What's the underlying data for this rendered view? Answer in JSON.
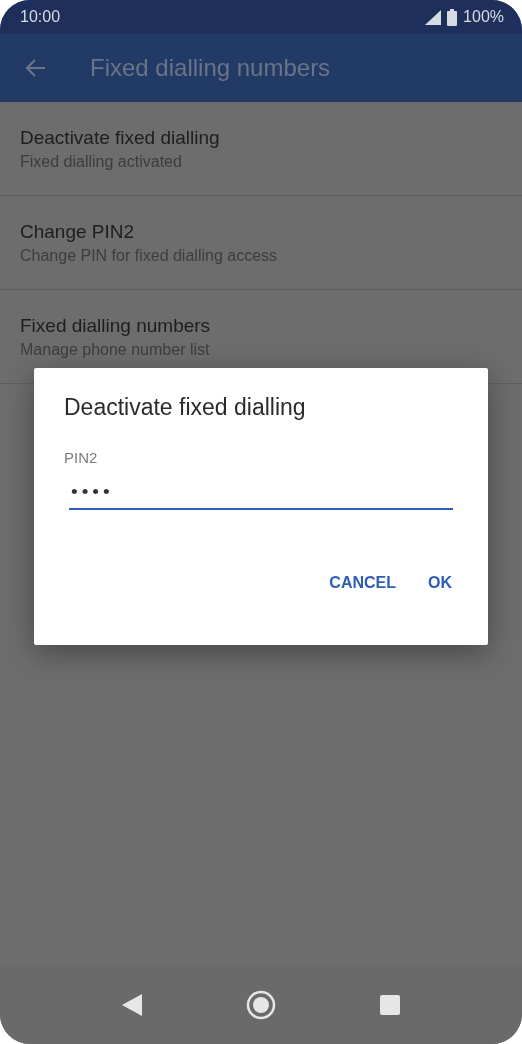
{
  "status_bar": {
    "time": "10:00",
    "battery": "100%"
  },
  "app_bar": {
    "title": "Fixed dialling numbers"
  },
  "settings": [
    {
      "title": "Deactivate fixed dialling",
      "subtitle": "Fixed dialling activated"
    },
    {
      "title": "Change PIN2",
      "subtitle": "Change PIN for fixed dialling access"
    },
    {
      "title": "Fixed dialling numbers",
      "subtitle": "Manage phone number list"
    }
  ],
  "dialog": {
    "title": "Deactivate fixed dialling",
    "field_label": "PIN2",
    "field_value": "••••",
    "buttons": [
      "CANCEL",
      "OK"
    ]
  }
}
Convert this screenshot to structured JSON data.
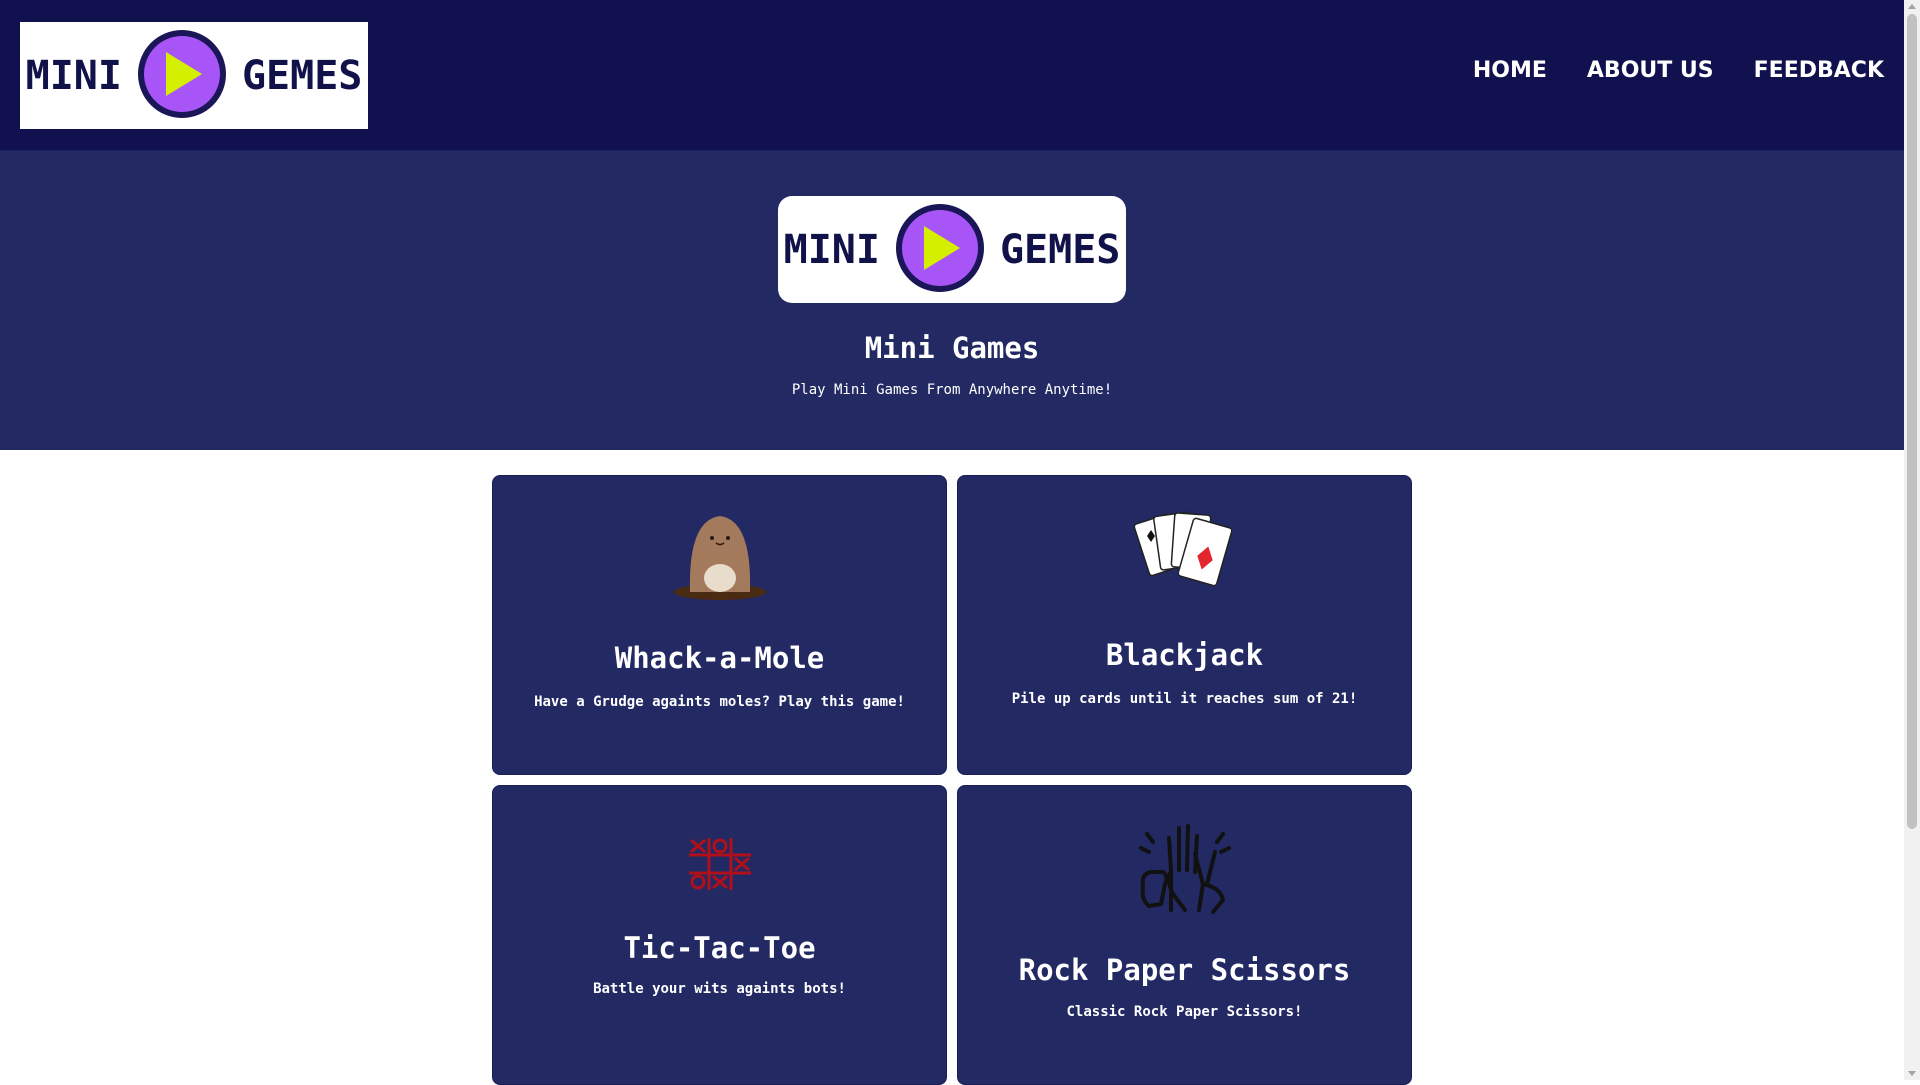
{
  "nav": {
    "logo": {
      "left": "MINI",
      "right": "GEMES"
    },
    "links": [
      {
        "label": "HOME"
      },
      {
        "label": "ABOUT US"
      },
      {
        "label": "FEEDBACK"
      }
    ]
  },
  "hero": {
    "logo": {
      "left": "MINI",
      "right": "GEMES"
    },
    "title": "Mini Games",
    "subtitle": "Play Mini Games From Anywhere Anytime!"
  },
  "games": [
    {
      "title": "Whack-a-Mole",
      "description": "Have a Grudge againts moles? Play this game!",
      "icon": "mole-icon"
    },
    {
      "title": "Blackjack",
      "description": "Pile up cards until it reaches sum of 21!",
      "icon": "playing-cards-icon"
    },
    {
      "title": "Tic-Tac-Toe",
      "description": "Battle your wits againts bots!",
      "icon": "tic-tac-toe-icon"
    },
    {
      "title": "Rock Paper Scissors",
      "description": "Classic Rock Paper Scissors!",
      "icon": "hand-gestures-icon"
    }
  ],
  "colors": {
    "navbar": "#11114f",
    "hero": "#232963",
    "card": "#232963",
    "logo_purple": "#a855f7",
    "logo_play": "#d4f000"
  }
}
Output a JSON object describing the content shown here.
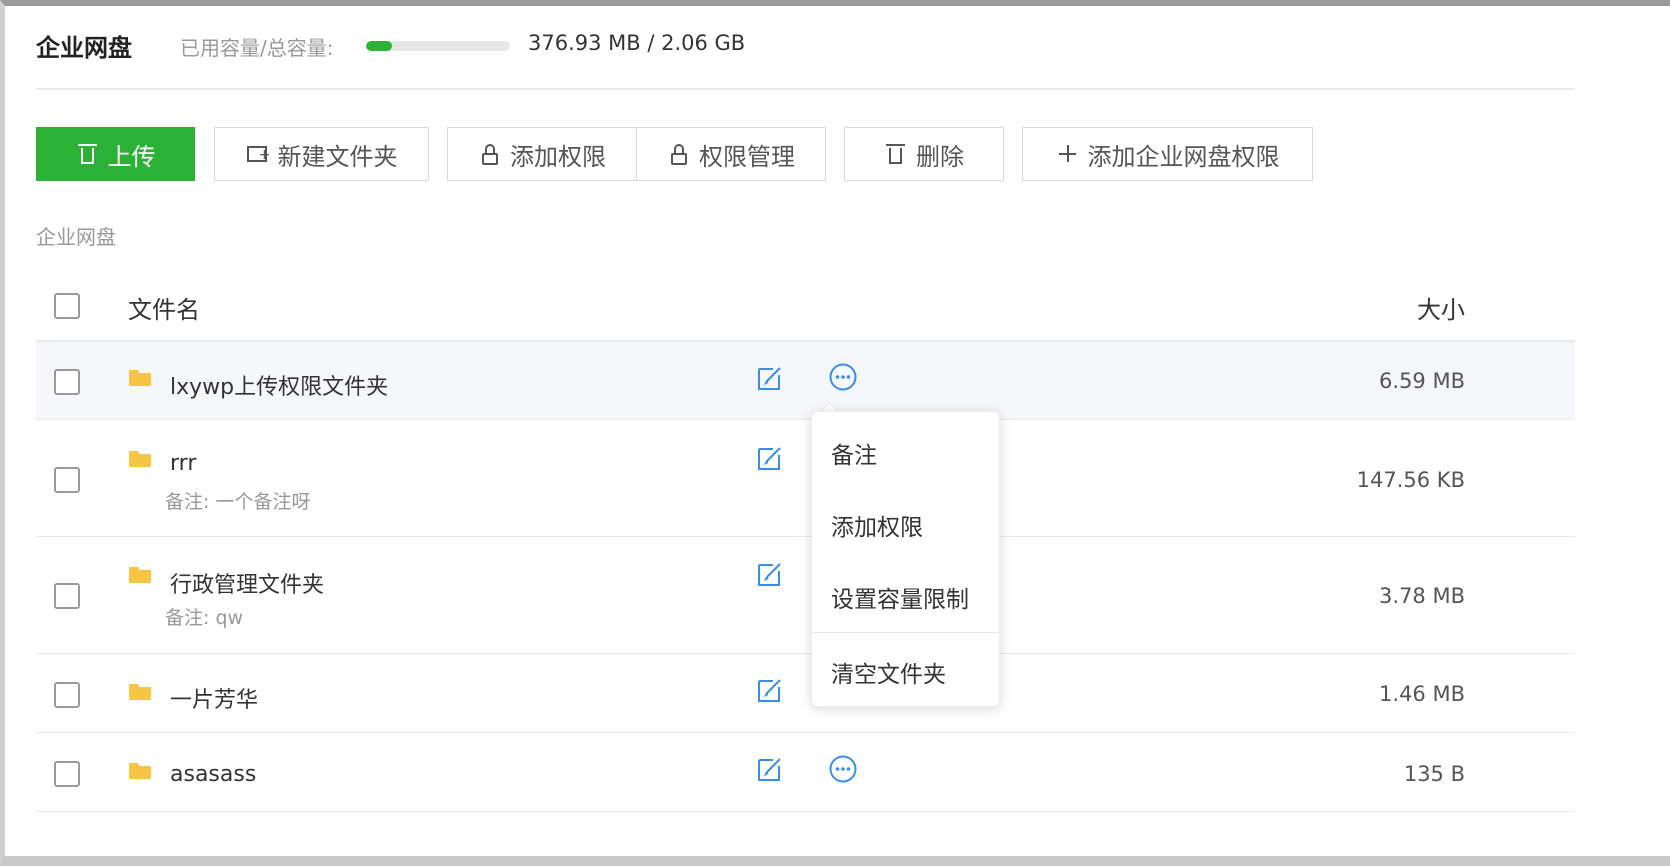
{
  "header": {
    "title": "企业网盘",
    "capacity_label": "已用容量/总容量:",
    "capacity_text": "376.93 MB / 2.06 GB",
    "used_fraction": 0.18,
    "accent_color": "#2bb236"
  },
  "toolbar": {
    "upload": "上传",
    "new_folder": "新建文件夹",
    "add_permission": "添加权限",
    "permission_management": "权限管理",
    "delete": "删除",
    "add_enterprise_permission": "添加企业网盘权限"
  },
  "breadcrumb": "企业网盘",
  "table": {
    "columns": {
      "name": "文件名",
      "size": "大小"
    },
    "rows": [
      {
        "name": "lxywp上传权限文件夹",
        "note": "",
        "size": "6.59 MB"
      },
      {
        "name": "rrr",
        "note": "备注: 一个备注呀",
        "size": "147.56 KB"
      },
      {
        "name": "行政管理文件夹",
        "note": "备注: qw",
        "size": "3.78 MB"
      },
      {
        "name": "一片芳华",
        "note": "",
        "size": "1.46 MB"
      },
      {
        "name": "asasass",
        "note": "",
        "size": "135 B"
      }
    ]
  },
  "context_menu": {
    "items": [
      "备注",
      "添加权限",
      "设置容量限制",
      "清空文件夹"
    ]
  },
  "icons": {
    "folder_color": "#f7c443",
    "action_color": "#3a8ee6"
  }
}
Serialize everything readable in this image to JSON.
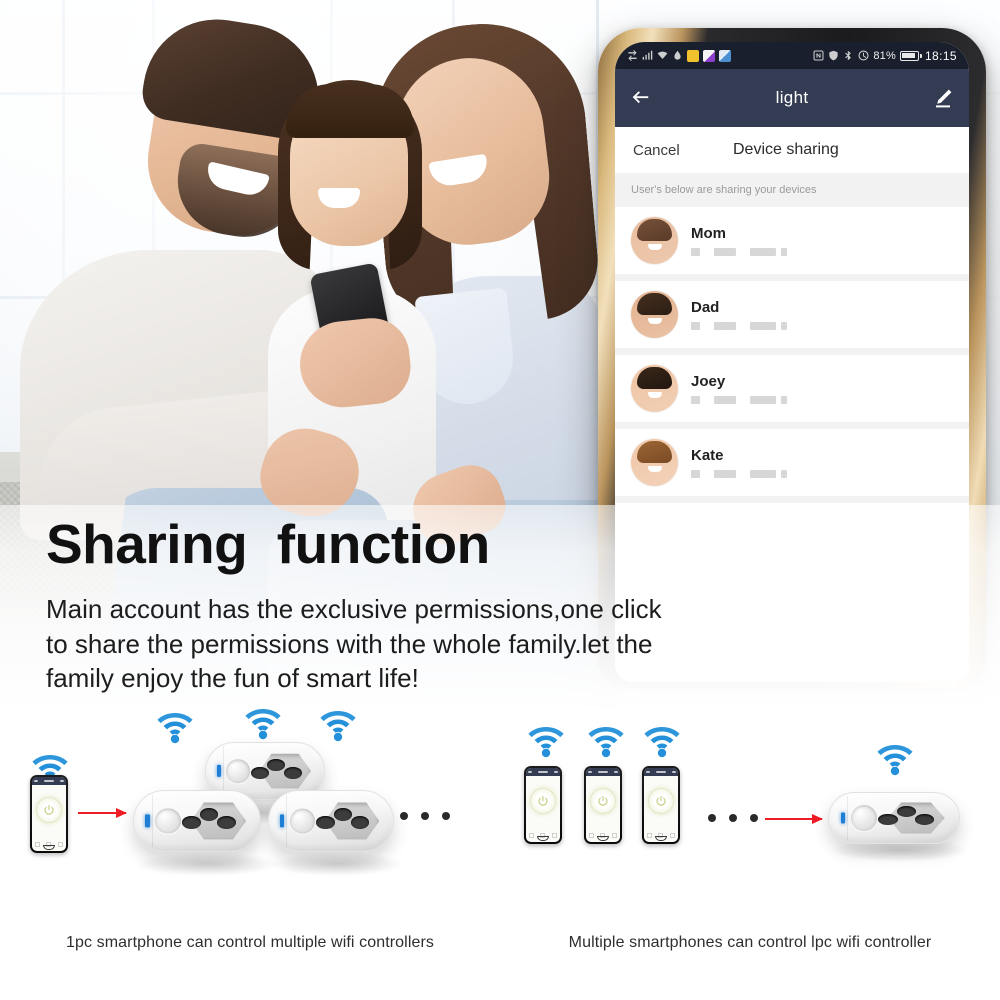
{
  "hero": {
    "headline": "Sharing  function",
    "subcopy": "Main account has the exclusive permissions,one click\nto share the permissions with the whole family.let the\nfamily enjoy the fun of smart life!"
  },
  "phone": {
    "status_bar": {
      "battery_percent": "81%",
      "time": "18:15",
      "icons_left": [
        "sync-icon",
        "signal-icon",
        "wifi-icon",
        "droplet-icon",
        "app-yellow-icon",
        "app-purple-icon",
        "app-blue-icon"
      ],
      "icons_right": [
        "nfc-icon",
        "shield-icon",
        "bluetooth-icon",
        "alarm-icon"
      ]
    },
    "navbar": {
      "back_icon": "back-arrow-icon",
      "title": "light",
      "edit_icon": "pencil-edit-icon"
    },
    "sheet": {
      "cancel_label": "Cancel",
      "title": "Device sharing",
      "subtitle": "User's below are sharing your devices"
    },
    "users": [
      {
        "name": "Mom",
        "phone_masked": "+00  0000  00000 0",
        "skin": "#e9bc9b",
        "hair": "#5a3b28",
        "hair2": "#76513a"
      },
      {
        "name": "Dad",
        "phone_masked": "+00  0000  00000 0",
        "skin": "#e3b28e",
        "hair": "#2b1d14",
        "hair2": "#46301f"
      },
      {
        "name": "Joey",
        "phone_masked": "+00  0000  00000 0",
        "skin": "#eec3a2",
        "hair": "#21160f",
        "hair2": "#3a281a"
      },
      {
        "name": "Kate",
        "phone_masked": "+00  0000  00000 0",
        "skin": "#f0c6a7",
        "hair": "#7a4a24",
        "hair2": "#9c6634"
      }
    ]
  },
  "diagram": {
    "left": {
      "caption": "1pc smartphone can control multiple wifi controllers",
      "phone_count": 1,
      "plug_count": 3,
      "wifi_count": 4,
      "ellipsis": "• • •",
      "arrow_direction": "right",
      "flow": "phone-to-plugs"
    },
    "right": {
      "caption": "Multiple smartphones can control lpc wifi controller",
      "phone_count": 3,
      "plug_count": 1,
      "wifi_count": 4,
      "ellipsis": "• • •",
      "arrow_direction": "right",
      "flow": "phones-to-plug"
    }
  },
  "colors": {
    "navbar": "#333c52",
    "statusbar": "#191f2c",
    "arrow_red": "#ee1c25",
    "wifi_blue": "#1f8fd6",
    "bezel_gold": "#d9b87c",
    "page_bg": "#ffffff"
  }
}
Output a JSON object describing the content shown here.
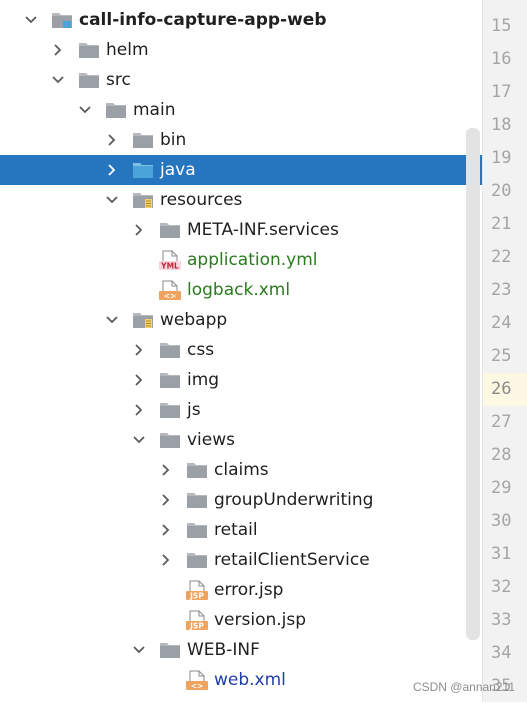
{
  "tree": {
    "rows": [
      {
        "label": "call-info-capture-app-web",
        "icon": "module-folder-icon",
        "arrow": "down",
        "depth": 0,
        "style": "bold"
      },
      {
        "label": "helm",
        "icon": "folder-icon",
        "arrow": "right",
        "depth": 1
      },
      {
        "label": "src",
        "icon": "folder-icon",
        "arrow": "down",
        "depth": 1
      },
      {
        "label": "main",
        "icon": "folder-icon",
        "arrow": "down",
        "depth": 2
      },
      {
        "label": "bin",
        "icon": "folder-icon",
        "arrow": "right",
        "depth": 3
      },
      {
        "label": "java",
        "icon": "source-folder-icon",
        "arrow": "right",
        "depth": 3,
        "selected": true
      },
      {
        "label": "resources",
        "icon": "resources-folder-icon",
        "arrow": "down",
        "depth": 3
      },
      {
        "label": "META-INF.services",
        "icon": "folder-icon",
        "arrow": "right",
        "depth": 4
      },
      {
        "label": "application.yml",
        "icon": "yml-file-icon",
        "arrow": "none",
        "depth": 4,
        "style": "green"
      },
      {
        "label": "logback.xml",
        "icon": "xml-file-icon",
        "arrow": "none",
        "depth": 4,
        "style": "green"
      },
      {
        "label": "webapp",
        "icon": "web-folder-icon",
        "arrow": "down",
        "depth": 3
      },
      {
        "label": "css",
        "icon": "folder-icon",
        "arrow": "right",
        "depth": 4
      },
      {
        "label": "img",
        "icon": "folder-icon",
        "arrow": "right",
        "depth": 4
      },
      {
        "label": "js",
        "icon": "folder-icon",
        "arrow": "right",
        "depth": 4
      },
      {
        "label": "views",
        "icon": "folder-icon",
        "arrow": "down",
        "depth": 4
      },
      {
        "label": "claims",
        "icon": "folder-icon",
        "arrow": "right",
        "depth": 5
      },
      {
        "label": "groupUnderwriting",
        "icon": "folder-icon",
        "arrow": "right",
        "depth": 5
      },
      {
        "label": "retail",
        "icon": "folder-icon",
        "arrow": "right",
        "depth": 5
      },
      {
        "label": "retailClientService",
        "icon": "folder-icon",
        "arrow": "right",
        "depth": 5
      },
      {
        "label": "error.jsp",
        "icon": "jsp-file-icon",
        "arrow": "none",
        "depth": 5
      },
      {
        "label": "version.jsp",
        "icon": "jsp-file-icon",
        "arrow": "none",
        "depth": 5
      },
      {
        "label": "WEB-INF",
        "icon": "folder-icon",
        "arrow": "down",
        "depth": 4
      },
      {
        "label": "web.xml",
        "icon": "xml-file-icon",
        "arrow": "none",
        "depth": 5,
        "style": "blue"
      }
    ]
  },
  "gutter": {
    "line_numbers": [
      "15",
      "16",
      "17",
      "18",
      "19",
      "20",
      "21",
      "22",
      "23",
      "24",
      "25",
      "26",
      "27",
      "28",
      "29",
      "30",
      "31",
      "32",
      "33",
      "34",
      "35"
    ],
    "current_line": "26"
  },
  "icon_badges": {
    "yml": "YML",
    "jsp": "JSP",
    "xml": "<>"
  },
  "watermark": "CSDN @annan211",
  "colors": {
    "selection": "#2675bf",
    "folder": "#9aa0a6",
    "source_folder": "#4aa3d9",
    "modified_file_text": "#2b7a1f",
    "web_xml_text": "#1f3dab",
    "gutter_bg": "#f2f2f2",
    "current_line_bg": "#fdf8e4"
  }
}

______________________________

*What the exercise asks*: Count the lines above that contain the word "dialling", and reply with only that number.

*Task result*: 6